WHAT YOU ARE ASKED TO DO >>
Give the listing again character for character, but drop the images.

Collected data entries >>

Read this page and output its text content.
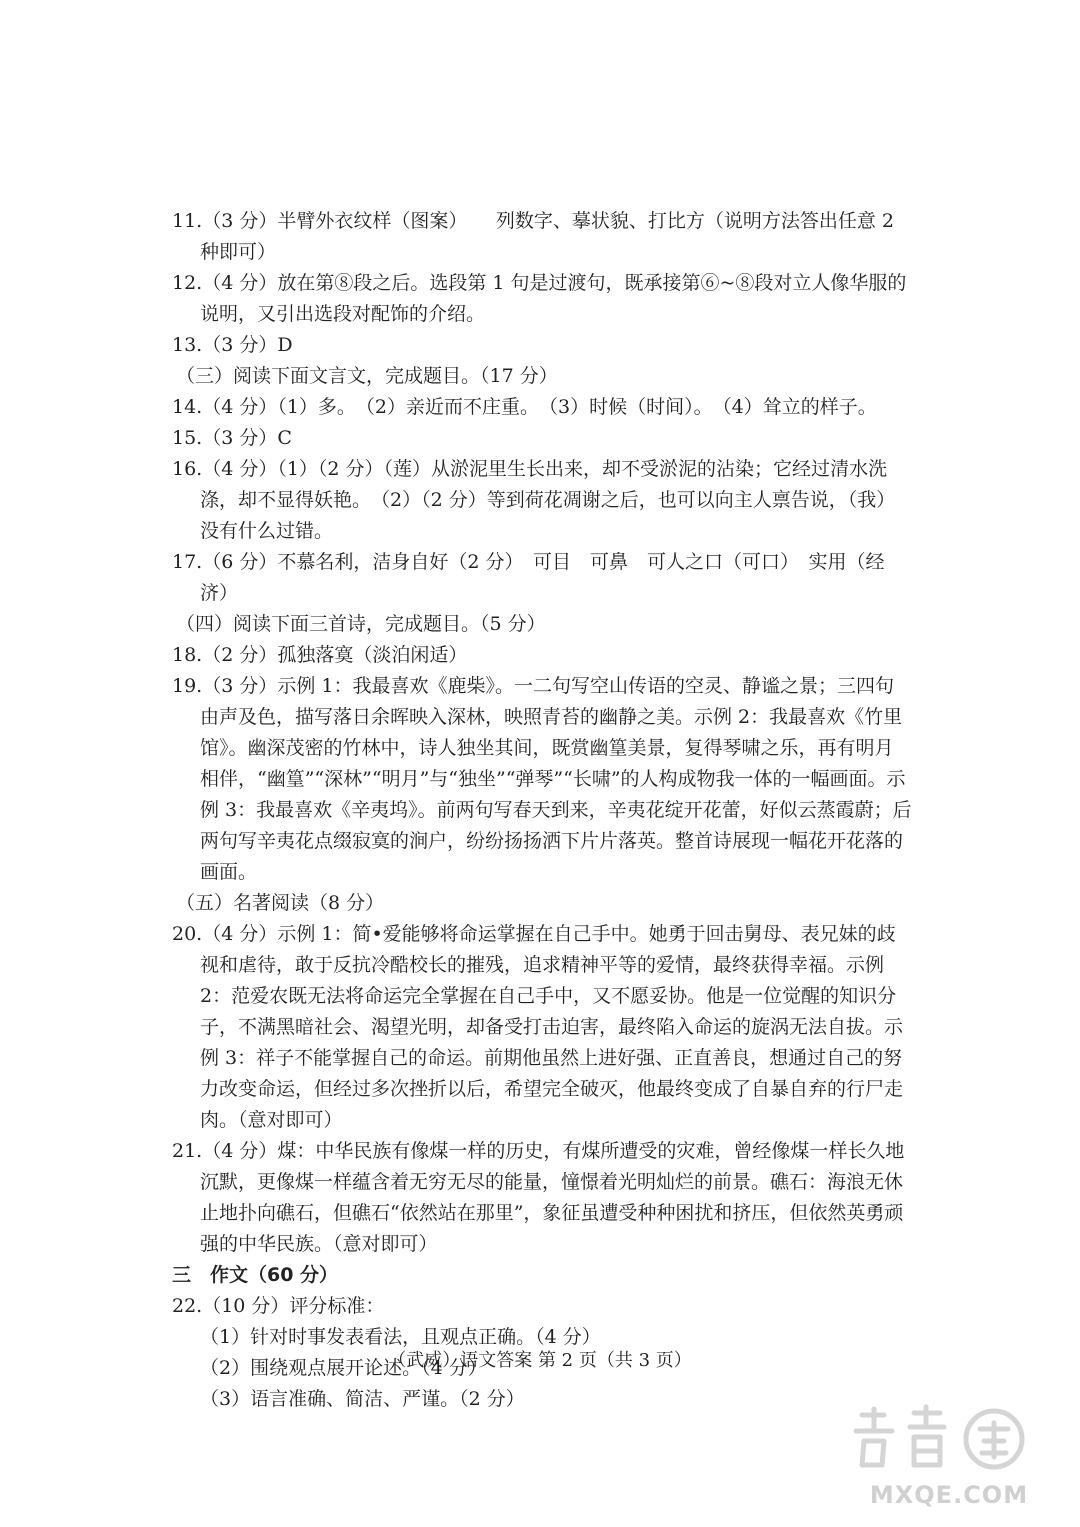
11.（3 分）半臂外衣纹样（图案）　　列数字、摹状貌、打比方（说明方法答出任意 2 种即可）

12.（4 分）放在第⑧段之后。选段第 1 句是过渡句，既承接第⑥~⑧段对立人像华服的说明，又引出选段对配饰的介绍。

13.（3 分）D

（三）阅读下面文言文，完成题目。（17 分）

14.（4 分）（1）多。　（2）亲近而不庄重。　（3）时候（时间）。　（4）耸立的样子。

15.（3 分）C

16.（4 分）（1）（2 分）（莲）从淤泥里生长出来，却不受淤泥的沾染；它经过清水洗涤，却不显得妖艳。　（2）（2 分）等到荷花凋谢之后，也可以向主人禀告说，（我）没有什么过错。

17.（6 分）不慕名利，洁身自好（2 分）　可目　可鼻　可人之口（可口）　实用（经济）

（四）阅读下面三首诗，完成题目。（5 分）

18.（2 分）孤独落寞（淡泊闲适）

19.（3 分）示例 1：我最喜欢《鹿柴》。一二句写空山传语的空灵、静谧之景；三四句由声及色，描写落日余晖映入深林，映照青苔的幽静之美。示例 2：我最喜欢《竹里馆》。幽深茂密的竹林中，诗人独坐其间，既赏幽篁美景，复得琴啸之乐，再有明月相伴，“幽篁”“深林”“明月”与“独坐”“弹琴”“长啸”的人构成物我一体的一幅画面。示例 3：我最喜欢《辛夷坞》。前两句写春天到来，辛夷花绽开花蕾，好似云蒸霞蔚；后两句写辛夷花点缀寂寞的涧户，纷纷扬扬洒下片片落英。整首诗展现一幅花开花落的画面。

（五）名著阅读（8 分）

20.（4 分）示例 1：简•爱能够将命运掌握在自己手中。她勇于回击舅母、表兄妹的歧视和虐待，敢于反抗冷酷校长的摧残，追求精神平等的爱情，最终获得幸福。示例 2：范爱农既无法将命运完全掌握在自己手中，又不愿妥协。他是一位觉醒的知识分子，不满黑暗社会、渴望光明，却备受打击迫害，最终陷入命运的旋涡无法自拔。示例 3：祥子不能掌握自己的命运。前期他虽然上进好强、正直善良，想通过自己的努力改变命运，但经过多次挫折以后，希望完全破灭，他最终变成了自暴自弃的行尸走肉。（意对即可）

21.（4 分）煤：中华民族有像煤一样的历史，有煤所遭受的灾难，曾经像煤一样长久地沉默，更像煤一样蕴含着无穷无尽的能量，憧憬着光明灿烂的前景。礁石：海浪无休止地扑向礁石，但礁石“依然站在那里”，象征虽遭受种种困扰和挤压，但依然英勇顽强的中华民族。（意对即可）

三　作文（60 分）

22.（10 分）评分标准：

（1）针对时事发表看法，且观点正确。（4 分）

（2）围绕观点展开论述。（4 分）

（3）语言准确、简洁、严谨。（2 分）

（武威）语文答案 第 2 页（共 3 页）
MXQE.COM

RESPONSE TO THIS TASK >>
Read this page and output its text content.
11.（3 分）半臂外衣纹样（图案）　　列数字、摹状貌、打比方（说明方法答出任意 2 种即可）

12.（4 分）放在第⑧段之后。选段第 1 句是过渡句，既承接第⑥~⑧段对立人像华服的说明，又引出选段对配饰的介绍。

13.（3 分）D

（三）阅读下面文言文，完成题目。（17 分）

14.（4 分）（1）多。　（2）亲近而不庄重。　（3）时候（时间）。　（4）耸立的样子。

15.（3 分）C

16.（4 分）（1）（2 分）（莲）从淤泥里生长出来，却不受淤泥的沾染；它经过清水洗涤，却不显得妖艳。　（2）（2 分）等到荷花凋谢之后，也可以向主人禀告说，（我）没有什么过错。

17.（6 分）不慕名利，洁身自好（2 分）　可目　可鼻　可人之口（可口）　实用（经济）

（四）阅读下面三首诗，完成题目。（5 分）

18.（2 分）孤独落寞（淡泊闲适）

19.（3 分）示例 1：我最喜欢《鹿柴》。一二句写空山传语的空灵、静谧之景；三四句由声及色，描写落日余晖映入深林，映照青苔的幽静之美。示例 2：我最喜欢《竹里馆》。幽深茂密的竹林中，诗人独坐其间，既赏幽篁美景，复得琴啸之乐，再有明月相伴，“幽篁”“深林”“明月”与“独坐”“弹琴”“长啸”的人构成物我一体的一幅画面。示例 3：我最喜欢《辛夷坞》。前两句写春天到来，辛夷花绽开花蕾，好似云蒸霞蔚；后两句写辛夷花点缀寂寞的涧户，纷纷扬扬洒下片片落英。整首诗展现一幅花开花落的画面。

（五）名著阅读（8 分）

20.（4 分）示例 1：简•爱能够将命运掌握在自己手中。她勇于回击舅母、表兄妹的歧视和虐待，敢于反抗冷酷校长的摧残，追求精神平等的爱情，最终获得幸福。示例 2：范爱农既无法将命运完全掌握在自己手中，又不愿妥协。他是一位觉醒的知识分子，不满黑暗社会、渴望光明，却备受打击迫害，最终陷入命运的旋涡无法自拔。示例 3：祥子不能掌握自己的命运。前期他虽然上进好强、正直善良，想通过自己的努力改变命运，但经过多次挫折以后，希望完全破灭，他最终变成了自暴自弃的行尸走肉。（意对即可）

21.（4 分）煤：中华民族有像煤一样的历史，有煤所遭受的灾难，曾经像煤一样长久地沉默，更像煤一样蕴含着无穷无尽的能量，憧憬着光明灿烂的前景。礁石：海浪无休止地扑向礁石，但礁石“依然站在那里”，象征虽遭受种种困扰和挤压，但依然英勇顽强的中华民族。（意对即可）

三　作文（60 分）

22.（10 分）评分标准：

（1）针对时事发表看法，且观点正确。（4 分）

（2）围绕观点展开论述。（4 分）

（3）语言准确、简洁、严谨。（2 分）

（武威）语文答案 第 2 页（共 3 页）
MXQE.COM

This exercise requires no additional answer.